→ Challenge
Reproduce the listing below verbatim, from its first line through the line containing "- task-checkbox[interactable]: [176, 266, 194, 284]", inclusive.

%%

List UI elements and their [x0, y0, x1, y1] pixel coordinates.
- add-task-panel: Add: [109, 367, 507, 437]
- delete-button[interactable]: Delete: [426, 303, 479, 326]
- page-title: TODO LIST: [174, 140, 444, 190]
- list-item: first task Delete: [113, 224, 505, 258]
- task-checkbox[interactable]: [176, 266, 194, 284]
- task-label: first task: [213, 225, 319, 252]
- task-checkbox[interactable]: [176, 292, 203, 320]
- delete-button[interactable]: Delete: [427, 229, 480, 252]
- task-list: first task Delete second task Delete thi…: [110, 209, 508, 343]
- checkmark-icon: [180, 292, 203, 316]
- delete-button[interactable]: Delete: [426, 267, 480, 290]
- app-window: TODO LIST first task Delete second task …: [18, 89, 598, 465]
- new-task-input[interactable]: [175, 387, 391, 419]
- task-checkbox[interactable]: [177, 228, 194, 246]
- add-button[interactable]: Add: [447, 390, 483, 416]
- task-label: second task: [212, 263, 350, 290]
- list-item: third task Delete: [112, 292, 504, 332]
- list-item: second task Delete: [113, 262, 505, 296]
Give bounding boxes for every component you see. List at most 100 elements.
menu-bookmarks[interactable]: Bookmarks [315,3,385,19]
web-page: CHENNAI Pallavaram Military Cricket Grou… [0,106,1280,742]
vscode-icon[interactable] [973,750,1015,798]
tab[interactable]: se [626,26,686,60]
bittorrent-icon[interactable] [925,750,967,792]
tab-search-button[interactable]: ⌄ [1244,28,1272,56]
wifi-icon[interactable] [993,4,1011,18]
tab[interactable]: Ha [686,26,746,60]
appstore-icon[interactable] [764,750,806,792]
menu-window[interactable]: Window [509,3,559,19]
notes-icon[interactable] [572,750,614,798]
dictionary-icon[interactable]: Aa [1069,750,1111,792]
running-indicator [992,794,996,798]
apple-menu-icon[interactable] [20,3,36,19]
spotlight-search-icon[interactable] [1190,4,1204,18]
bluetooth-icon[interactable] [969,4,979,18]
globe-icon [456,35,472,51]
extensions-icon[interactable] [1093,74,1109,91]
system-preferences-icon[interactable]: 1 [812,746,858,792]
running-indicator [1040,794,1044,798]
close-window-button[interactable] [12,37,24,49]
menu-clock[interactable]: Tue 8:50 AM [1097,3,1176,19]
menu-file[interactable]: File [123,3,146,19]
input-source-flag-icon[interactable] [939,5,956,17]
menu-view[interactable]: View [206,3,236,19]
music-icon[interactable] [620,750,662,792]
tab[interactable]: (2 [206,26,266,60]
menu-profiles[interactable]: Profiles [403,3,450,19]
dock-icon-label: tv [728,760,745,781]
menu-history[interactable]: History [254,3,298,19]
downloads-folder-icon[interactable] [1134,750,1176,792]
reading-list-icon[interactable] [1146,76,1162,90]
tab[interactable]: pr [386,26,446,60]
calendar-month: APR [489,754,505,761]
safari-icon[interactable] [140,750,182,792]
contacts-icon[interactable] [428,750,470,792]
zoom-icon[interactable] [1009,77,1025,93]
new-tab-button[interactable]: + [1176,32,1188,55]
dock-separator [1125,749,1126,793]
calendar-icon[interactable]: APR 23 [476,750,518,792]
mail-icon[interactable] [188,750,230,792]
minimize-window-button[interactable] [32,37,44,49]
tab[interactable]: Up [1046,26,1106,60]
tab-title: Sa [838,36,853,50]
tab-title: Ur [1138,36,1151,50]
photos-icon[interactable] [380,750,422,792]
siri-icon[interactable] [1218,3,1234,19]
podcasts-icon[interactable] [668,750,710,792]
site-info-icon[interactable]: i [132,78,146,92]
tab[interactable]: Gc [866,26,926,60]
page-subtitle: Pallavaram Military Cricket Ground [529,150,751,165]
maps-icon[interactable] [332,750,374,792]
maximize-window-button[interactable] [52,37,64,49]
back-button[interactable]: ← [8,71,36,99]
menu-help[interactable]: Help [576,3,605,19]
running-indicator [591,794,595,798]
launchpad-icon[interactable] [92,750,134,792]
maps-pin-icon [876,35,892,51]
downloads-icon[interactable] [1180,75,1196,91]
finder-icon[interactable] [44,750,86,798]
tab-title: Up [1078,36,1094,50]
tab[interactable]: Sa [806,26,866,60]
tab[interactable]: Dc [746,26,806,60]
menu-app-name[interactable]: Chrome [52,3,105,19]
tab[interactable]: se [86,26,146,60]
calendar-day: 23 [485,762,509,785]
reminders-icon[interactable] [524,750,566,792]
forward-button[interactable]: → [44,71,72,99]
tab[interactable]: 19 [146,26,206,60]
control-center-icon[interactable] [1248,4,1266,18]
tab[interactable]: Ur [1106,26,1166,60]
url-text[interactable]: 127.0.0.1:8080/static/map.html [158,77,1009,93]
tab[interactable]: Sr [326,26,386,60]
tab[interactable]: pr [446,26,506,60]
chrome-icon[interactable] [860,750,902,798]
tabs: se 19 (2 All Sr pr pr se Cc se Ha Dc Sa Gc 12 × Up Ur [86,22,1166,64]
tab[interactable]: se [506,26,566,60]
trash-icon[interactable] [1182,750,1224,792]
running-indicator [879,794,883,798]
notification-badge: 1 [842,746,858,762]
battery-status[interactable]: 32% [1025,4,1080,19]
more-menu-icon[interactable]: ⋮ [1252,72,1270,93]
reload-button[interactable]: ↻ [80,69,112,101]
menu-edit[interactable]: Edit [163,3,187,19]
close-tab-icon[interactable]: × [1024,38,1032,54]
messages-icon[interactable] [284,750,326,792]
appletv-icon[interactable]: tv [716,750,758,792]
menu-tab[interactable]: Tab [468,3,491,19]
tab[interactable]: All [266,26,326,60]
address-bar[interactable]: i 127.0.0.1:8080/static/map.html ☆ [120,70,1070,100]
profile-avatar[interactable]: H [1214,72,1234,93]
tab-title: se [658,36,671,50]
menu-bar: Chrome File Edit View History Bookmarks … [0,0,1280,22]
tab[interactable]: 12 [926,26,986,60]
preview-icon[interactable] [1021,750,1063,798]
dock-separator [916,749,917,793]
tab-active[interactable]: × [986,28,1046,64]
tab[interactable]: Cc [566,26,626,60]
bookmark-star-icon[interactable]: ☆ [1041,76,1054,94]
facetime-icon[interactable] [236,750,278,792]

%%

→ Correct output
List UI elements and their [x0, y0, x1, y1] pixel coordinates.
- add-task-panel: Add: [109, 367, 507, 437]
- delete-button[interactable]: Delete: [426, 303, 479, 326]
- page-title: TODO LIST: [174, 140, 444, 190]
- list-item: first task Delete: [113, 224, 505, 258]
- task-checkbox[interactable]: [176, 266, 194, 284]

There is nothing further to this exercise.